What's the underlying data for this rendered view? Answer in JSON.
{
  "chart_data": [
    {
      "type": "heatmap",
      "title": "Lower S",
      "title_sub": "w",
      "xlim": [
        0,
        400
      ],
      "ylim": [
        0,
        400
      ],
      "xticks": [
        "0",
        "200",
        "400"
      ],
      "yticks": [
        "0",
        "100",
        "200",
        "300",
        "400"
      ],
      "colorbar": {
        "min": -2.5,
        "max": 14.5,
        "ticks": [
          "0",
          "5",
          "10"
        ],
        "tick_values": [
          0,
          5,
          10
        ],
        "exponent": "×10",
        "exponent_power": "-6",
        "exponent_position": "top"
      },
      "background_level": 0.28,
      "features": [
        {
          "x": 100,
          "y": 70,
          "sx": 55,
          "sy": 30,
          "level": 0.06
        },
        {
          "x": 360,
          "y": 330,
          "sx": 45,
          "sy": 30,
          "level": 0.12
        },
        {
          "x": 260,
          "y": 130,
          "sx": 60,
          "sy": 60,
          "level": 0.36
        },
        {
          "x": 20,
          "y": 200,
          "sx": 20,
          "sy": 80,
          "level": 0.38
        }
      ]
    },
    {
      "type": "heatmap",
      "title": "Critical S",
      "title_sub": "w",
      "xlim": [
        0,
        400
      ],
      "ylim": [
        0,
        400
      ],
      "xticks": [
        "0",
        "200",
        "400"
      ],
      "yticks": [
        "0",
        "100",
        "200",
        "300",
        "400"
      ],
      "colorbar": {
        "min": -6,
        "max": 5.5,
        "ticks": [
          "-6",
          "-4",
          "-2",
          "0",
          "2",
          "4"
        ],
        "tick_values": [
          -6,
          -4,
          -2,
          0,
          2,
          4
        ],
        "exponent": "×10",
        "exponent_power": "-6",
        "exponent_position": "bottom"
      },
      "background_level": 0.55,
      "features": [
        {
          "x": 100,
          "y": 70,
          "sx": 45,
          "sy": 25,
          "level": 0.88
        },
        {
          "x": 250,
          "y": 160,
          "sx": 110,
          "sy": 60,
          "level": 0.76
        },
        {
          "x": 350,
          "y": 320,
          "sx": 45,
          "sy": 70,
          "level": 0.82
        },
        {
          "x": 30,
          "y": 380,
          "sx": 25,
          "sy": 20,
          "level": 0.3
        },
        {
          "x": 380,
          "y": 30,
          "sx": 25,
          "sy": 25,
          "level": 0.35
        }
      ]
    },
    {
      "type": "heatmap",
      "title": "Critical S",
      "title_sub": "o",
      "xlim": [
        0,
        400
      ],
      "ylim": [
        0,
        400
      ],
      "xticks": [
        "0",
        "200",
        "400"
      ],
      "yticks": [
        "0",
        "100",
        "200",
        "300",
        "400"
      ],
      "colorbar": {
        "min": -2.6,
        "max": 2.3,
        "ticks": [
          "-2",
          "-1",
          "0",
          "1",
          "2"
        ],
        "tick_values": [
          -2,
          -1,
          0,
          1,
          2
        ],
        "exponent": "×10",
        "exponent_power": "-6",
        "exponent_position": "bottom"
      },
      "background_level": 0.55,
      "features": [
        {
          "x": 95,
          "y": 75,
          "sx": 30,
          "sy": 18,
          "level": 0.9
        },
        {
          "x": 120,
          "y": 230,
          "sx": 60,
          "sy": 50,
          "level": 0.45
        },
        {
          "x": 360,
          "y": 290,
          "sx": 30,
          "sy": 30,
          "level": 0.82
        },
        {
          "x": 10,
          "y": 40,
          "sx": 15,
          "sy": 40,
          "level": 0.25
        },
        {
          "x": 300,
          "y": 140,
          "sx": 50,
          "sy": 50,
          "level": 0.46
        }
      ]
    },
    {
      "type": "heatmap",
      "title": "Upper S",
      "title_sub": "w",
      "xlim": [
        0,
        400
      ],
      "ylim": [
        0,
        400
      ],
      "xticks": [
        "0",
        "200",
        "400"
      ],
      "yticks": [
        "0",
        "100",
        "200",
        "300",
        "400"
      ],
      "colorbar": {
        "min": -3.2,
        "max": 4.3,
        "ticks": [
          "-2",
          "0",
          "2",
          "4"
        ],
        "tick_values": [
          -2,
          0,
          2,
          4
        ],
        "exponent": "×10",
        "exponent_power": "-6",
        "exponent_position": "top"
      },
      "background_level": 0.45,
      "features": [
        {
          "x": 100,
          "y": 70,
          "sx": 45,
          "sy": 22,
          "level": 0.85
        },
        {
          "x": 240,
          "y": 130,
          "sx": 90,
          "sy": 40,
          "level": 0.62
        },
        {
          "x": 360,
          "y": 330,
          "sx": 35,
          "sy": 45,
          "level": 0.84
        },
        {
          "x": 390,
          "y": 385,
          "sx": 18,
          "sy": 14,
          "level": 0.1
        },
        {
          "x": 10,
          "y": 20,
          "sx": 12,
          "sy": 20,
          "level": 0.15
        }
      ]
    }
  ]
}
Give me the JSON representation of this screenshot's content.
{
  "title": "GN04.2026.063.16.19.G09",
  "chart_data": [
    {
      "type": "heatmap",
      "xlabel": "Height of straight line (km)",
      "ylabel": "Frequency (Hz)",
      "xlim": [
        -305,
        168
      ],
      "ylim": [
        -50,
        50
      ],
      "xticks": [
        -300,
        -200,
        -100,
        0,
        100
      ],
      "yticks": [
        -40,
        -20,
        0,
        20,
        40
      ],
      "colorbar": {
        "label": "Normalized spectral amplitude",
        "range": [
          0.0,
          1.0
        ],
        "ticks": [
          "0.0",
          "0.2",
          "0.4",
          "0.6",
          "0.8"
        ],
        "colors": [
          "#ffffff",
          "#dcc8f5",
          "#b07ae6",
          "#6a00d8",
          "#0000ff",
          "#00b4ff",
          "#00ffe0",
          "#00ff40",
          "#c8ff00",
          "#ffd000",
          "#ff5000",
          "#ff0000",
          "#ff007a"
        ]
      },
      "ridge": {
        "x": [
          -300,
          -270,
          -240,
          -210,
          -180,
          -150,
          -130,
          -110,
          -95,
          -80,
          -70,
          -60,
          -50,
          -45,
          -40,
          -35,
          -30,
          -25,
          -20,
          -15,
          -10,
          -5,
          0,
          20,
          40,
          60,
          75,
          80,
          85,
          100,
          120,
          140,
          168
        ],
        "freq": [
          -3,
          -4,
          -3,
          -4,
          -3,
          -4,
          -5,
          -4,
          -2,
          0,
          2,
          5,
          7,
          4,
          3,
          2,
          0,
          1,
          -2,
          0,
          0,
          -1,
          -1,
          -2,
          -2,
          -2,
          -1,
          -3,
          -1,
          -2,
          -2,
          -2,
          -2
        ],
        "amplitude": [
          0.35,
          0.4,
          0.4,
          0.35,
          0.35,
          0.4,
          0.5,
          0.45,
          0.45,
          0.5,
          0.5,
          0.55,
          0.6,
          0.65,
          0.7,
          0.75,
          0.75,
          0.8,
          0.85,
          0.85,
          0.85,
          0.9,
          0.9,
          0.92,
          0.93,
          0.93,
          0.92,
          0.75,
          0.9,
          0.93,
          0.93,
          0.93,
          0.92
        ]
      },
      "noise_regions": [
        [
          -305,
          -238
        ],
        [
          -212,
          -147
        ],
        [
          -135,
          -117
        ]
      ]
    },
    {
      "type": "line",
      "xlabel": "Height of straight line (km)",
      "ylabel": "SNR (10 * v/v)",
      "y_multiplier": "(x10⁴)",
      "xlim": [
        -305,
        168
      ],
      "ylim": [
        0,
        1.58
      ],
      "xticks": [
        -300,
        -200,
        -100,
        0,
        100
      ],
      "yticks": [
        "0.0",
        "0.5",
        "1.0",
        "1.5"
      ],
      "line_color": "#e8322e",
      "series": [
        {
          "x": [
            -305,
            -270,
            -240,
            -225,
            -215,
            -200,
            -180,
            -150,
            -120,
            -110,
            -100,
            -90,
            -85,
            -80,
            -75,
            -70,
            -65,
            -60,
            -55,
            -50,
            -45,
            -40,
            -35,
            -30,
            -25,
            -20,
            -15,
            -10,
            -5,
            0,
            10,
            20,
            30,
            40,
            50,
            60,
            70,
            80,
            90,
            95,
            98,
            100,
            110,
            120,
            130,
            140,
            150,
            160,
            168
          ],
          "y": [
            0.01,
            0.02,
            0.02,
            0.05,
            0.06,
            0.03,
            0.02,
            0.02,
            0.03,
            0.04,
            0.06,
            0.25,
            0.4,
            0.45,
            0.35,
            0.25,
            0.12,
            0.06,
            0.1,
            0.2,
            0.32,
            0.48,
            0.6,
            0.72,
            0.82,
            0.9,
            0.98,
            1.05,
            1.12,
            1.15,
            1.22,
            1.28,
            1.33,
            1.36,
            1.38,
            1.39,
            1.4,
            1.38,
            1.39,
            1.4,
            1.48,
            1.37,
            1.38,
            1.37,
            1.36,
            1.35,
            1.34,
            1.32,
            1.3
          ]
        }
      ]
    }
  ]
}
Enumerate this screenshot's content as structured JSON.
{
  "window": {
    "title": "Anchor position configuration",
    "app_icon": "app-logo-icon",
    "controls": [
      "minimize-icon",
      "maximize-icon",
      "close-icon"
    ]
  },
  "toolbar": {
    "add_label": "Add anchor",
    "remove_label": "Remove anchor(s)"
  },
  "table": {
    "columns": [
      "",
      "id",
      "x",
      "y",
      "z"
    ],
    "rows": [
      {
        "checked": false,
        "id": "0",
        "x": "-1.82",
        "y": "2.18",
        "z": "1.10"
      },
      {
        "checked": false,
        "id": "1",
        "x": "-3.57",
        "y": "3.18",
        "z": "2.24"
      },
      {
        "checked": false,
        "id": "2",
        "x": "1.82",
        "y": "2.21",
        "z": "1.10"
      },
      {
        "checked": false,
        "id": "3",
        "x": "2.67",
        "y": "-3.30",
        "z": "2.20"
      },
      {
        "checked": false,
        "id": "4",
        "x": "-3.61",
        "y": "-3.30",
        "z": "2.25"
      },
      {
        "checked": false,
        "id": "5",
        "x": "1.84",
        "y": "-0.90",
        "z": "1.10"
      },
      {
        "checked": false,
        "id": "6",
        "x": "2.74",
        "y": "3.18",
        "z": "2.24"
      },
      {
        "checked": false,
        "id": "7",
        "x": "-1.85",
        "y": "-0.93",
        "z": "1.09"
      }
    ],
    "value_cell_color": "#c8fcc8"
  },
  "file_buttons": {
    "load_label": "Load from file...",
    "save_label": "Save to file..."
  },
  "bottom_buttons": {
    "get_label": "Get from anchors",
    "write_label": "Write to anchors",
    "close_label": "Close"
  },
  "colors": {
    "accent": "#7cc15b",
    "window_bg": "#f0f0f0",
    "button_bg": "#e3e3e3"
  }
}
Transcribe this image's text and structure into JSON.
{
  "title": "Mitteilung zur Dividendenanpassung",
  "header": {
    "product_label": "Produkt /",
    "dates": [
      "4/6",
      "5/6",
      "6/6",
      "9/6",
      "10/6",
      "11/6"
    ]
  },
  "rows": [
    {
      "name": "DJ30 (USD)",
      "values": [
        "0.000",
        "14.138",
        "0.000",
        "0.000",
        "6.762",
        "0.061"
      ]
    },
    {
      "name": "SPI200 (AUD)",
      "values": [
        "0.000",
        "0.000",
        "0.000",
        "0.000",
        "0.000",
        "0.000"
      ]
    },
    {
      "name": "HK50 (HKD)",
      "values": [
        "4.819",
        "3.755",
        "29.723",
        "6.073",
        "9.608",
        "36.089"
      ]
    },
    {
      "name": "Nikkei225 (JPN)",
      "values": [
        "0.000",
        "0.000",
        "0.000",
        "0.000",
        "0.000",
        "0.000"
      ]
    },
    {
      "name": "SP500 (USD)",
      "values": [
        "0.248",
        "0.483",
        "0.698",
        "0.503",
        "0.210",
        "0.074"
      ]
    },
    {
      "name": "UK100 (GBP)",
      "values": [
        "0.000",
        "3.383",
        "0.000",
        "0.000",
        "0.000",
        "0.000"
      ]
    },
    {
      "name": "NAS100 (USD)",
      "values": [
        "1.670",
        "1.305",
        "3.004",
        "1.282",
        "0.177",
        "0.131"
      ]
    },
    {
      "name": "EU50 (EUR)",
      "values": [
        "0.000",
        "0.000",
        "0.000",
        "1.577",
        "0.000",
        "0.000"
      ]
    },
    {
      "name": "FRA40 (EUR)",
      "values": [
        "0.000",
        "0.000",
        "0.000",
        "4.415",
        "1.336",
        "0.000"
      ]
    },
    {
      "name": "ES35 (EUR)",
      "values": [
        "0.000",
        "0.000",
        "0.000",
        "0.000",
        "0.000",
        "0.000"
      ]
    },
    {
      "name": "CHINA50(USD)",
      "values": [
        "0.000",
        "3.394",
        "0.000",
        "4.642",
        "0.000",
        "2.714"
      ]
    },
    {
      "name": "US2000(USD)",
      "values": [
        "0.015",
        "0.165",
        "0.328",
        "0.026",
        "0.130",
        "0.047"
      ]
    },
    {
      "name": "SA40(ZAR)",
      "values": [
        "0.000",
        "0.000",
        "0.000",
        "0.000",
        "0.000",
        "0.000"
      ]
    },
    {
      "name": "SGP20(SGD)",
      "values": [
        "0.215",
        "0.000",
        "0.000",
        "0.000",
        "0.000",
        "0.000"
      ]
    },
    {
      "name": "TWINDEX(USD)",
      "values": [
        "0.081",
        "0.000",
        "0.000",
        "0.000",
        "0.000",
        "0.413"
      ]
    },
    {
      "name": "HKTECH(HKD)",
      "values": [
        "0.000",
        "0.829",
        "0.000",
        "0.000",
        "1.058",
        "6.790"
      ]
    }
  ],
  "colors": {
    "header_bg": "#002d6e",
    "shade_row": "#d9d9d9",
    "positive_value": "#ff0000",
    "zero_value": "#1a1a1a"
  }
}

What is being asked - Search the records for the word "from", then list every line that has it.

Final result -
    "load_label": "Load from file...",
    "get_label": "Get from anchors",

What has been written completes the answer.